───── Provided entries ─────

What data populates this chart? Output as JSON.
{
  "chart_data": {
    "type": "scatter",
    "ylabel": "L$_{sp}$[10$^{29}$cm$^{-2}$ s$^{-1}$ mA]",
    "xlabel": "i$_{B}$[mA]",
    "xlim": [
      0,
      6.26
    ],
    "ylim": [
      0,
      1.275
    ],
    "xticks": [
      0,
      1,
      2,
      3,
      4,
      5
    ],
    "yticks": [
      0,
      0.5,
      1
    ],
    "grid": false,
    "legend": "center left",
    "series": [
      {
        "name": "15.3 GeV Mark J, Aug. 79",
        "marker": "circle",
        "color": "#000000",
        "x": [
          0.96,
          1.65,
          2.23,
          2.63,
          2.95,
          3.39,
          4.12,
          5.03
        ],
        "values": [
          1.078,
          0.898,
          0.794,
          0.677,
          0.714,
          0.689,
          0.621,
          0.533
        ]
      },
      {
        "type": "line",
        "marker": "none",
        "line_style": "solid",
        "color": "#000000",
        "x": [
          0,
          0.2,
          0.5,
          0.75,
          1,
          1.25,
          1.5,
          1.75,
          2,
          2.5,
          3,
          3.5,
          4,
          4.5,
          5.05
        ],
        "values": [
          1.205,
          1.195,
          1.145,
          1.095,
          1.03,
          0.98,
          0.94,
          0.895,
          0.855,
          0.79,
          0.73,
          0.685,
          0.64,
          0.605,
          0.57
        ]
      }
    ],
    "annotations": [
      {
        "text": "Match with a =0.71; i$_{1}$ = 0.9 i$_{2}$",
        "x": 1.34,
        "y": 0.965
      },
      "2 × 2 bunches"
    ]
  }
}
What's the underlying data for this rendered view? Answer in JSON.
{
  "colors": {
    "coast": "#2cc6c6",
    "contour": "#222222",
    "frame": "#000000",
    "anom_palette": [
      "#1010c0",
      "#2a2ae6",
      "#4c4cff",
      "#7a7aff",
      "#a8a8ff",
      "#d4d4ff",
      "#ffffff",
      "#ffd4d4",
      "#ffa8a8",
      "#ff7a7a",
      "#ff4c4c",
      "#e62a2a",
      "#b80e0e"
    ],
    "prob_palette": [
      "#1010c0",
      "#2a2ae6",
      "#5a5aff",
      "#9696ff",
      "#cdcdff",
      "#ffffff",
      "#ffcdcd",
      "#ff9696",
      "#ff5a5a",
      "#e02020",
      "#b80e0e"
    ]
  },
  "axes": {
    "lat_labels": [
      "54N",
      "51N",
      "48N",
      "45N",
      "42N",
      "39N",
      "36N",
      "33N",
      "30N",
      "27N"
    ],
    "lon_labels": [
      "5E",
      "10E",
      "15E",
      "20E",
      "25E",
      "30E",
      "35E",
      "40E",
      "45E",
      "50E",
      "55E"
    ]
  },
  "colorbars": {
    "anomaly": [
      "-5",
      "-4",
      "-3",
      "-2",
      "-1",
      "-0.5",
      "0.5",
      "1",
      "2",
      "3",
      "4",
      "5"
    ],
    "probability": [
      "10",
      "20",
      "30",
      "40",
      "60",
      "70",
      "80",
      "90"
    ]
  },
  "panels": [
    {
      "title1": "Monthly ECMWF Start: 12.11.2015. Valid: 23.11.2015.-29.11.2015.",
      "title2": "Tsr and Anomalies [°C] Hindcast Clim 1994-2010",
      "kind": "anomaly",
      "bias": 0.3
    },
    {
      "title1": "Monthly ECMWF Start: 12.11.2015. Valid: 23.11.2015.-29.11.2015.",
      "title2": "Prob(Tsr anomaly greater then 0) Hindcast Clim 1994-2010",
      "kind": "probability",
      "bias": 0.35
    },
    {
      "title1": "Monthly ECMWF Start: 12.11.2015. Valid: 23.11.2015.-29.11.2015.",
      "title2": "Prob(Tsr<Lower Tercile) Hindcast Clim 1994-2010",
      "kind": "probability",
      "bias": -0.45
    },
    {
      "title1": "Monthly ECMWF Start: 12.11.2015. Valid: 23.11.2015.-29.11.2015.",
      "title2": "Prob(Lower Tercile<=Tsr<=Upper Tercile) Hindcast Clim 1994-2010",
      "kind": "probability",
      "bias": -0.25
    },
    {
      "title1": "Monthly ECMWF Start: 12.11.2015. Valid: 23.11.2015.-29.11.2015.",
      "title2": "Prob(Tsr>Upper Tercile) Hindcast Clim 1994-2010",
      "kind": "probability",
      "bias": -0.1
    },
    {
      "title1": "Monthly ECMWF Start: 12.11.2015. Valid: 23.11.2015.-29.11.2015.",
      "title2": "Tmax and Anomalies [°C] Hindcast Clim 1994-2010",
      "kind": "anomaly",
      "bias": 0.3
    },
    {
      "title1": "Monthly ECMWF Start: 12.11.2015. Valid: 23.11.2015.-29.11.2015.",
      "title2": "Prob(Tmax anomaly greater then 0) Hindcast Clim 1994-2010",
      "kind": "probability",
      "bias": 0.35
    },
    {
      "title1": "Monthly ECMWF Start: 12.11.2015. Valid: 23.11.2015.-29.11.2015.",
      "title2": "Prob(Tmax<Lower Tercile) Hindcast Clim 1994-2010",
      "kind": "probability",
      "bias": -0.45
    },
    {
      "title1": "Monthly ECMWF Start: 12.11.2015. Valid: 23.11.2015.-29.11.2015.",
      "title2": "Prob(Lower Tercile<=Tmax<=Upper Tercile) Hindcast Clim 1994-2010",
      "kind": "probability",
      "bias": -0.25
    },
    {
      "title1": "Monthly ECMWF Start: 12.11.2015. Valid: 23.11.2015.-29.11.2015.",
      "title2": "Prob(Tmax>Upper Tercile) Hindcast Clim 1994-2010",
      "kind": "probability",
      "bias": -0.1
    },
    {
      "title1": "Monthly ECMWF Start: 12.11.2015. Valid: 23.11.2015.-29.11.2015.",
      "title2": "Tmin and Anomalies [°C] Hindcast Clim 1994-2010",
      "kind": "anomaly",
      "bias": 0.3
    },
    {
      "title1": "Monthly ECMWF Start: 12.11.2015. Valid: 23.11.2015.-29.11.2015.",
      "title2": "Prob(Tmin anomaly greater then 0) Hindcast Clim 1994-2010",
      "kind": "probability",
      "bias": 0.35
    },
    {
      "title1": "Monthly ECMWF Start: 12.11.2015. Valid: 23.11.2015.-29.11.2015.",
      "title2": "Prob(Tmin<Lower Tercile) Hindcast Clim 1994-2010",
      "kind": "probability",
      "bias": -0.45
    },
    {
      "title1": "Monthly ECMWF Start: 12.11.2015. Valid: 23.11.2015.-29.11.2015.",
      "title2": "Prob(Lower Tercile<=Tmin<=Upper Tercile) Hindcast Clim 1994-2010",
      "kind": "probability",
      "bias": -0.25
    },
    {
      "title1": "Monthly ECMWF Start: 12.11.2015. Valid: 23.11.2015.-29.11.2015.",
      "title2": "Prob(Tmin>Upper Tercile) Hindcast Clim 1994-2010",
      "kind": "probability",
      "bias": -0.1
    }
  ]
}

─────

*Your objective:* Working from the material above, retype it in its entirety without change.

*Answer:*
What data populates this chart? Output as JSON.
{
  "chart_data": {
    "type": "scatter",
    "ylabel": "L$_{sp}$[10$^{29}$cm$^{-2}$ s$^{-1}$ mA]",
    "xlabel": "i$_{B}$[mA]",
    "xlim": [
      0,
      6.26
    ],
    "ylim": [
      0,
      1.275
    ],
    "xticks": [
      0,
      1,
      2,
      3,
      4,
      5
    ],
    "yticks": [
      0,
      0.5,
      1
    ],
    "grid": false,
    "legend": "center left",
    "series": [
      {
        "name": "15.3 GeV Mark J, Aug. 79",
        "marker": "circle",
        "color": "#000000",
        "x": [
          0.96,
          1.65,
          2.23,
          2.63,
          2.95,
          3.39,
          4.12,
          5.03
        ],
        "values": [
          1.078,
          0.898,
          0.794,
          0.677,
          0.714,
          0.689,
          0.621,
          0.533
        ]
      },
      {
        "type": "line",
        "marker": "none",
        "line_style": "solid",
        "color": "#000000",
        "x": [
          0,
          0.2,
          0.5,
          0.75,
          1,
          1.25,
          1.5,
          1.75,
          2,
          2.5,
          3,
          3.5,
          4,
          4.5,
          5.05
        ],
        "values": [
          1.205,
          1.195,
          1.145,
          1.095,
          1.03,
          0.98,
          0.94,
          0.895,
          0.855,
          0.79,
          0.73,
          0.685,
          0.64,
          0.605,
          0.57
        ]
      }
    ],
    "annotations": [
      {
        "text": "Match with a =0.71; i$_{1}$ = 0.9 i$_{2}$",
        "x": 1.34,
        "y": 0.965
      },
      "2 × 2 bunches"
    ]
  }
}
What's the underlying data for this rendered view? Answer in JSON.
{
  "colors": {
    "coast": "#2cc6c6",
    "contour": "#222222",
    "frame": "#000000",
    "anom_palette": [
      "#1010c0",
      "#2a2ae6",
      "#4c4cff",
      "#7a7aff",
      "#a8a8ff",
      "#d4d4ff",
      "#ffffff",
      "#ffd4d4",
      "#ffa8a8",
      "#ff7a7a",
      "#ff4c4c",
      "#e62a2a",
      "#b80e0e"
    ],
    "prob_palette": [
      "#1010c0",
      "#2a2ae6",
      "#5a5aff",
      "#9696ff",
      "#cdcdff",
      "#ffffff",
      "#ffcdcd",
      "#ff9696",
      "#ff5a5a",
      "#e02020",
      "#b80e0e"
    ]
  },
  "axes": {
    "lat_labels": [
      "54N",
      "51N",
      "48N",
      "45N",
      "42N",
      "39N",
      "36N",
      "33N",
      "30N",
      "27N"
    ],
    "lon_labels": [
      "5E",
      "10E",
      "15E",
      "20E",
      "25E",
      "30E",
      "35E",
      "40E",
      "45E",
      "50E",
      "55E"
    ]
  },
  "colorbars": {
    "anomaly": [
      "-5",
      "-4",
      "-3",
      "-2",
      "-1",
      "-0.5",
      "0.5",
      "1",
      "2",
      "3",
      "4",
      "5"
    ],
    "probability": [
      "10",
      "20",
      "30",
      "40",
      "60",
      "70",
      "80",
      "90"
    ]
  },
  "panels": [
    {
      "title1": "Monthly ECMWF Start: 12.11.2015. Valid: 23.11.2015.-29.11.2015.",
      "title2": "Tsr and Anomalies [°C] Hindcast Clim 1994-2010",
      "kind": "anomaly",
      "bias": 0.3
    },
    {
      "title1": "Monthly ECMWF Start: 12.11.2015. Valid: 23.11.2015.-29.11.2015.",
      "title2": "Prob(Tsr anomaly greater then 0) Hindcast Clim 1994-2010",
      "kind": "probability",
      "bias": 0.35
    },
    {
      "title1": "Monthly ECMWF Start: 12.11.2015. Valid: 23.11.2015.-29.11.2015.",
      "title2": "Prob(Tsr<Lower Tercile) Hindcast Clim 1994-2010",
      "kind": "probability",
      "bias": -0.45
    },
    {
      "title1": "Monthly ECMWF Start: 12.11.2015. Valid: 23.11.2015.-29.11.2015.",
      "title2": "Prob(Lower Tercile<=Tsr<=Upper Tercile) Hindcast Clim 1994-2010",
      "kind": "probability",
      "bias": -0.25
    },
    {
      "title1": "Monthly ECMWF Start: 12.11.2015. Valid: 23.11.2015.-29.11.2015.",
      "title2": "Prob(Tsr>Upper Tercile) Hindcast Clim 1994-2010",
      "kind": "probability",
      "bias": -0.1
    },
    {
      "title1": "Monthly ECMWF Start: 12.11.2015. Valid: 23.11.2015.-29.11.2015.",
      "title2": "Tmax and Anomalies [°C] Hindcast Clim 1994-2010",
      "kind": "anomaly",
      "bias": 0.3
    },
    {
      "title1": "Monthly ECMWF Start: 12.11.2015. Valid: 23.11.2015.-29.11.2015.",
      "title2": "Prob(Tmax anomaly greater then 0) Hindcast Clim 1994-2010",
      "kind": "probability",
      "bias": 0.35
    },
    {
      "title1": "Monthly ECMWF Start: 12.11.2015. Valid: 23.11.2015.-29.11.2015.",
      "title2": "Prob(Tmax<Lower Tercile) Hindcast Clim 1994-2010",
      "kind": "probability",
      "bias": -0.45
    },
    {
      "title1": "Monthly ECMWF Start: 12.11.2015. Valid: 23.11.2015.-29.11.2015.",
      "title2": "Prob(Lower Tercile<=Tmax<=Upper Tercile) Hindcast Clim 1994-2010",
      "kind": "probability",
      "bias": -0.25
    },
    {
      "title1": "Monthly ECMWF Start: 12.11.2015. Valid: 23.11.2015.-29.11.2015.",
      "title2": "Prob(Tmax>Upper Tercile) Hindcast Clim 1994-2010",
      "kind": "probability",
      "bias": -0.1
    },
    {
      "title1": "Monthly ECMWF Start: 12.11.2015. Valid: 23.11.2015.-29.11.2015.",
      "title2": "Tmin and Anomalies [°C] Hindcast Clim 1994-2010",
      "kind": "anomaly",
      "bias": 0.3
    },
    {
      "title1": "Monthly ECMWF Start: 12.11.2015. Valid: 23.11.2015.-29.11.2015.",
      "title2": "Prob(Tmin anomaly greater then 0) Hindcast Clim 1994-2010",
      "kind": "probability",
      "bias": 0.35
    },
    {
      "title1": "Monthly ECMWF Start: 12.11.2015. Valid: 23.11.2015.-29.11.2015.",
      "title2": "Prob(Tmin<Lower Tercile) Hindcast Clim 1994-2010",
      "kind": "probability",
      "bias": -0.45
    },
    {
      "title1": "Monthly ECMWF Start: 12.11.2015. Valid: 23.11.2015.-29.11.2015.",
      "title2": "Prob(Lower Tercile<=Tmin<=Upper Tercile) Hindcast Clim 1994-2010",
      "kind": "probability",
      "bias": -0.25
    },
    {
      "title1": "Monthly ECMWF Start: 12.11.2015. Valid: 23.11.2015.-29.11.2015.",
      "title2": "Prob(Tmin>Upper Tercile) Hindcast Clim 1994-2010",
      "kind": "probability",
      "bias": -0.1
    }
  ]
}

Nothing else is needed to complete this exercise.